* Requirement:
Exact repetition is required: output every record in full.

·····

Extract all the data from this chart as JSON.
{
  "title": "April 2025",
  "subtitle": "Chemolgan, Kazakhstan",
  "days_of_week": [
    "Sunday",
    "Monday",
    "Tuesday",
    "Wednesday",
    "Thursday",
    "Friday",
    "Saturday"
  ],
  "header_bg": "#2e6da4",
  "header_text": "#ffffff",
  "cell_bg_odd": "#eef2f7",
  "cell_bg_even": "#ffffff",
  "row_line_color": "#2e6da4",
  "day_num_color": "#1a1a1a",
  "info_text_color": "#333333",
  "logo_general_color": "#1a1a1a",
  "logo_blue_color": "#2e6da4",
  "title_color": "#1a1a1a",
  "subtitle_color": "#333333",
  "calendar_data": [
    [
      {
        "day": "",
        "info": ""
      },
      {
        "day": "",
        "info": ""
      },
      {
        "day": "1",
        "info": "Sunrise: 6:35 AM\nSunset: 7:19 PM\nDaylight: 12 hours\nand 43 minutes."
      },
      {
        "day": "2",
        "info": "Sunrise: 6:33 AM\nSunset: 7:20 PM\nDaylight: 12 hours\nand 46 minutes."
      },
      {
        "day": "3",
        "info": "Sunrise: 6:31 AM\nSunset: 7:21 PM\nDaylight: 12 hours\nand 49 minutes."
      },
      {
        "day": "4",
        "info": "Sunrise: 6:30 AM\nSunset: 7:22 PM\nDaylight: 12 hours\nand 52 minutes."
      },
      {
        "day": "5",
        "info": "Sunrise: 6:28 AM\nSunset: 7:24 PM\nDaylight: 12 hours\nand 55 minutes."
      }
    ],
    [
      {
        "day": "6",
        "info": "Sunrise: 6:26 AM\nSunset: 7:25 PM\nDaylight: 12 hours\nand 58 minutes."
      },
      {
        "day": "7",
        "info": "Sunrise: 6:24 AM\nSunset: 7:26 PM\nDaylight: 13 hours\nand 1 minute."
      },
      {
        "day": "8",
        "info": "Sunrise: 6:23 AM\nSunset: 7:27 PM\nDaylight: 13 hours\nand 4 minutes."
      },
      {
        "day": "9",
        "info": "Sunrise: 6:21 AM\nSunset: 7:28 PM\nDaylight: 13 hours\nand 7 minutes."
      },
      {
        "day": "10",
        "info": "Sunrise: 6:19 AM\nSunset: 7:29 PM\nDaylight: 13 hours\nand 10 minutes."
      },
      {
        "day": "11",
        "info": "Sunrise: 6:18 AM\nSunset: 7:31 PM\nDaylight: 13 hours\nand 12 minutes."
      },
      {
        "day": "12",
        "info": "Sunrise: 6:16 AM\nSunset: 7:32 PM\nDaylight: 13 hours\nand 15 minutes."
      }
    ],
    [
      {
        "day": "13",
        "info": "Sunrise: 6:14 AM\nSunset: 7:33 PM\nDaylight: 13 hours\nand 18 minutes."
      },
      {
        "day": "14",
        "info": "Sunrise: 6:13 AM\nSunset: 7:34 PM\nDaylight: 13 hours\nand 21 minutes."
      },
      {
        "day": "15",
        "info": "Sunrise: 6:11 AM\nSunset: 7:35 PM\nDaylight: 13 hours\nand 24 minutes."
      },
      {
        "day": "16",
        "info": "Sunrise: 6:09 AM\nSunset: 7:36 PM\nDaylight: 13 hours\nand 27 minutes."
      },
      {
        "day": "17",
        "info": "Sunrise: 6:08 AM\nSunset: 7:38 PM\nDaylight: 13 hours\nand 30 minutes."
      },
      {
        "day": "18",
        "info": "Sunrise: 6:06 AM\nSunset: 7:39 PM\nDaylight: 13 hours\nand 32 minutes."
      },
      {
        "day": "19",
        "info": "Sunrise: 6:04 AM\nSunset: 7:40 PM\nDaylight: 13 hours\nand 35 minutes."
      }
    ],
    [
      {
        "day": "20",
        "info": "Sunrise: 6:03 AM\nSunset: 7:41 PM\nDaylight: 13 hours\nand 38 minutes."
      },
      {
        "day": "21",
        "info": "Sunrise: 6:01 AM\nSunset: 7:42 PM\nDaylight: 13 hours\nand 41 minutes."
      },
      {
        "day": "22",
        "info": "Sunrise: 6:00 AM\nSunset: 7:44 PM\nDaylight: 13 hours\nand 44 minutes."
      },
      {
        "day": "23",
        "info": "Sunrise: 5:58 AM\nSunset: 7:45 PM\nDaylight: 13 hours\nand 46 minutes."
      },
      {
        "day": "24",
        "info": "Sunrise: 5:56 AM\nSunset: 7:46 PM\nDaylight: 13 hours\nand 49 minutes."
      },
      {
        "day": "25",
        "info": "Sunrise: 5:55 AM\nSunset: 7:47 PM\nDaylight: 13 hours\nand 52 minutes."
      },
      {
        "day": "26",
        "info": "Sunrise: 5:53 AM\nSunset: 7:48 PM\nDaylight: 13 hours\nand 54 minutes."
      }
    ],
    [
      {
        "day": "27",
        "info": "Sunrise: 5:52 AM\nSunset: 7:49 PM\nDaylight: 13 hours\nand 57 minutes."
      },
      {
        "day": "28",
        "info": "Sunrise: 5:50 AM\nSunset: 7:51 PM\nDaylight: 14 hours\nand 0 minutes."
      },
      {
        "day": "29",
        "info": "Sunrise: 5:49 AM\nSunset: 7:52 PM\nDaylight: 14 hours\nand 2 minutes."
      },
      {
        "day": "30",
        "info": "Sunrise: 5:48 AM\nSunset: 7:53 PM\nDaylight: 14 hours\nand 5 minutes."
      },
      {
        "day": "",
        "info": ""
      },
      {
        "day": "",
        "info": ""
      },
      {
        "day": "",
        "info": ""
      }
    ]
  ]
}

·····

* Response:
Extract all the data from this chart as JSON.
{
  "title": "April 2025",
  "subtitle": "Chemolgan, Kazakhstan",
  "days_of_week": [
    "Sunday",
    "Monday",
    "Tuesday",
    "Wednesday",
    "Thursday",
    "Friday",
    "Saturday"
  ],
  "header_bg": "#2e6da4",
  "header_text": "#ffffff",
  "cell_bg_odd": "#eef2f7",
  "cell_bg_even": "#ffffff",
  "row_line_color": "#2e6da4",
  "day_num_color": "#1a1a1a",
  "info_text_color": "#333333",
  "logo_general_color": "#1a1a1a",
  "logo_blue_color": "#2e6da4",
  "title_color": "#1a1a1a",
  "subtitle_color": "#333333",
  "calendar_data": [
    [
      {
        "day": "",
        "info": ""
      },
      {
        "day": "",
        "info": ""
      },
      {
        "day": "1",
        "info": "Sunrise: 6:35 AM\nSunset: 7:19 PM\nDaylight: 12 hours\nand 43 minutes."
      },
      {
        "day": "2",
        "info": "Sunrise: 6:33 AM\nSunset: 7:20 PM\nDaylight: 12 hours\nand 46 minutes."
      },
      {
        "day": "3",
        "info": "Sunrise: 6:31 AM\nSunset: 7:21 PM\nDaylight: 12 hours\nand 49 minutes."
      },
      {
        "day": "4",
        "info": "Sunrise: 6:30 AM\nSunset: 7:22 PM\nDaylight: 12 hours\nand 52 minutes."
      },
      {
        "day": "5",
        "info": "Sunrise: 6:28 AM\nSunset: 7:24 PM\nDaylight: 12 hours\nand 55 minutes."
      }
    ],
    [
      {
        "day": "6",
        "info": "Sunrise: 6:26 AM\nSunset: 7:25 PM\nDaylight: 12 hours\nand 58 minutes."
      },
      {
        "day": "7",
        "info": "Sunrise: 6:24 AM\nSunset: 7:26 PM\nDaylight: 13 hours\nand 1 minute."
      },
      {
        "day": "8",
        "info": "Sunrise: 6:23 AM\nSunset: 7:27 PM\nDaylight: 13 hours\nand 4 minutes."
      },
      {
        "day": "9",
        "info": "Sunrise: 6:21 AM\nSunset: 7:28 PM\nDaylight: 13 hours\nand 7 minutes."
      },
      {
        "day": "10",
        "info": "Sunrise: 6:19 AM\nSunset: 7:29 PM\nDaylight: 13 hours\nand 10 minutes."
      },
      {
        "day": "11",
        "info": "Sunrise: 6:18 AM\nSunset: 7:31 PM\nDaylight: 13 hours\nand 12 minutes."
      },
      {
        "day": "12",
        "info": "Sunrise: 6:16 AM\nSunset: 7:32 PM\nDaylight: 13 hours\nand 15 minutes."
      }
    ],
    [
      {
        "day": "13",
        "info": "Sunrise: 6:14 AM\nSunset: 7:33 PM\nDaylight: 13 hours\nand 18 minutes."
      },
      {
        "day": "14",
        "info": "Sunrise: 6:13 AM\nSunset: 7:34 PM\nDaylight: 13 hours\nand 21 minutes."
      },
      {
        "day": "15",
        "info": "Sunrise: 6:11 AM\nSunset: 7:35 PM\nDaylight: 13 hours\nand 24 minutes."
      },
      {
        "day": "16",
        "info": "Sunrise: 6:09 AM\nSunset: 7:36 PM\nDaylight: 13 hours\nand 27 minutes."
      },
      {
        "day": "17",
        "info": "Sunrise: 6:08 AM\nSunset: 7:38 PM\nDaylight: 13 hours\nand 30 minutes."
      },
      {
        "day": "18",
        "info": "Sunrise: 6:06 AM\nSunset: 7:39 PM\nDaylight: 13 hours\nand 32 minutes."
      },
      {
        "day": "19",
        "info": "Sunrise: 6:04 AM\nSunset: 7:40 PM\nDaylight: 13 hours\nand 35 minutes."
      }
    ],
    [
      {
        "day": "20",
        "info": "Sunrise: 6:03 AM\nSunset: 7:41 PM\nDaylight: 13 hours\nand 38 minutes."
      },
      {
        "day": "21",
        "info": "Sunrise: 6:01 AM\nSunset: 7:42 PM\nDaylight: 13 hours\nand 41 minutes."
      },
      {
        "day": "22",
        "info": "Sunrise: 6:00 AM\nSunset: 7:44 PM\nDaylight: 13 hours\nand 44 minutes."
      },
      {
        "day": "23",
        "info": "Sunrise: 5:58 AM\nSunset: 7:45 PM\nDaylight: 13 hours\nand 46 minutes."
      },
      {
        "day": "24",
        "info": "Sunrise: 5:56 AM\nSunset: 7:46 PM\nDaylight: 13 hours\nand 49 minutes."
      },
      {
        "day": "25",
        "info": "Sunrise: 5:55 AM\nSunset: 7:47 PM\nDaylight: 13 hours\nand 52 minutes."
      },
      {
        "day": "26",
        "info": "Sunrise: 5:53 AM\nSunset: 7:48 PM\nDaylight: 13 hours\nand 54 minutes."
      }
    ],
    [
      {
        "day": "27",
        "info": "Sunrise: 5:52 AM\nSunset: 7:49 PM\nDaylight: 13 hours\nand 57 minutes."
      },
      {
        "day": "28",
        "info": "Sunrise: 5:50 AM\nSunset: 7:51 PM\nDaylight: 14 hours\nand 0 minutes."
      },
      {
        "day": "29",
        "info": "Sunrise: 5:49 AM\nSunset: 7:52 PM\nDaylight: 14 hours\nand 2 minutes."
      },
      {
        "day": "30",
        "info": "Sunrise: 5:48 AM\nSunset: 7:53 PM\nDaylight: 14 hours\nand 5 minutes."
      },
      {
        "day": "",
        "info": ""
      },
      {
        "day": "",
        "info": ""
      },
      {
        "day": "",
        "info": ""
      }
    ]
  ]
}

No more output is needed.